_EXERCISE PROMPT_
Without including any images, reproduce each entry exactly.

_DATASET CONTENT_
========================================================================

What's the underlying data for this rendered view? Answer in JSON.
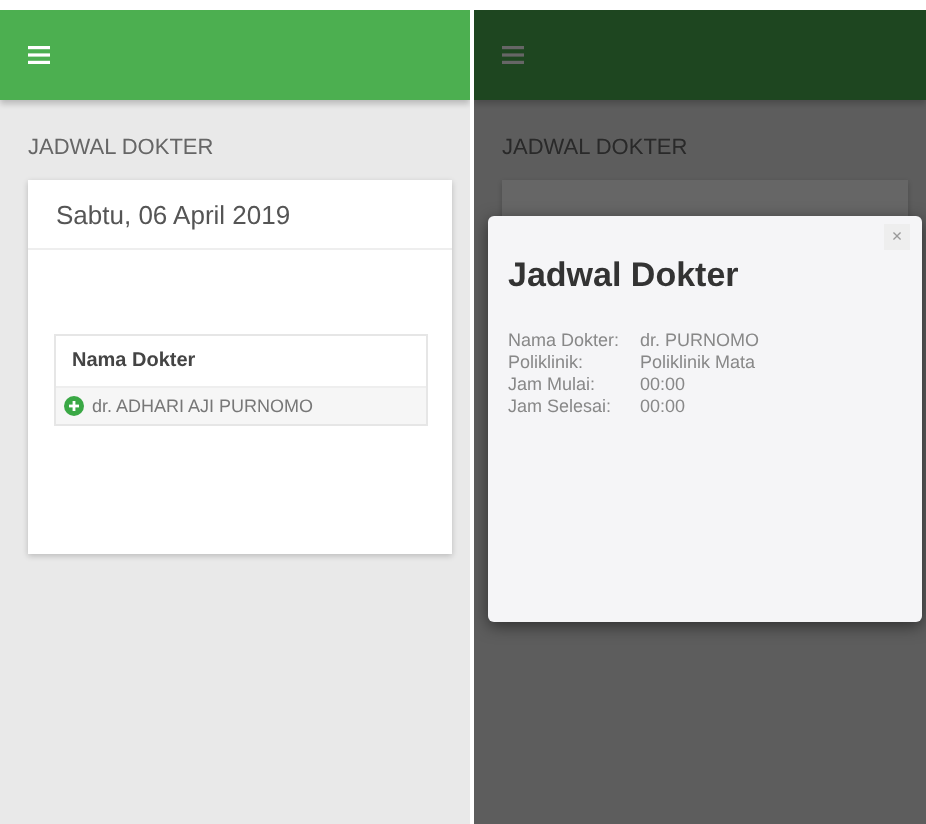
{
  "left_screen": {
    "section_title": "JADWAL DOKTER",
    "date": "Sabtu, 06 April 2019",
    "table": {
      "header": "Nama Dokter",
      "rows": [
        {
          "name": "dr. ADHARI AJI PURNOMO"
        }
      ]
    }
  },
  "right_screen": {
    "section_title": "JADWAL DOKTER",
    "dialog": {
      "title": "Jadwal Dokter",
      "close": "×",
      "fields": [
        {
          "label": "Nama Dokter:",
          "value": "dr. PURNOMO"
        },
        {
          "label": "Poliklinik:",
          "value": "Poliklinik Mata"
        },
        {
          "label": "Jam Mulai:",
          "value": "00:00"
        },
        {
          "label": "Jam Selesai:",
          "value": "00:00"
        }
      ]
    }
  }
}
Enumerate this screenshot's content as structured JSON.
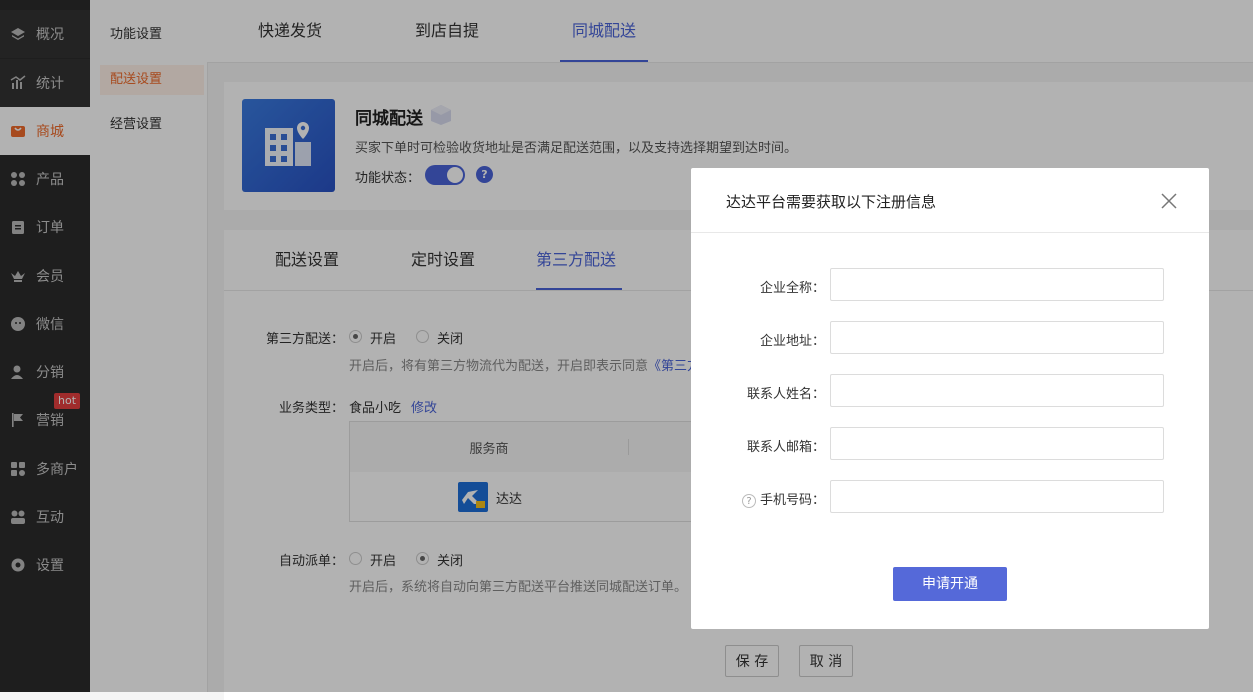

========================================================================

_RESULT_
What's the underlying data for this rendered view? Answer in JSON.
{
  "left_screen": {
    "section_title": "JADWAL DOKTER",
    "date": "Sabtu, 06 April 2019",
    "table": {
      "header": "Nama Dokter",
      "rows": [
        {
          "name": "dr. ADHARI AJI PURNOMO"
        }
      ]
    }
  },
  "right_screen": {
    "section_title": "JADWAL DOKTER",
    "dialog": {
      "title": "Jadwal Dokter",
      "close": "×",
      "fields": [
        {
          "label": "Nama Dokter:",
          "value": "dr. PURNOMO"
        },
        {
          "label": "Poliklinik:",
          "value": "Poliklinik Mata"
        },
        {
          "label": "Jam Mulai:",
          "value": "00:00"
        },
        {
          "label": "Jam Selesai:",
          "value": "00:00"
        }
      ]
    }
  }
}
Enumerate this screenshot's content as structured JSON.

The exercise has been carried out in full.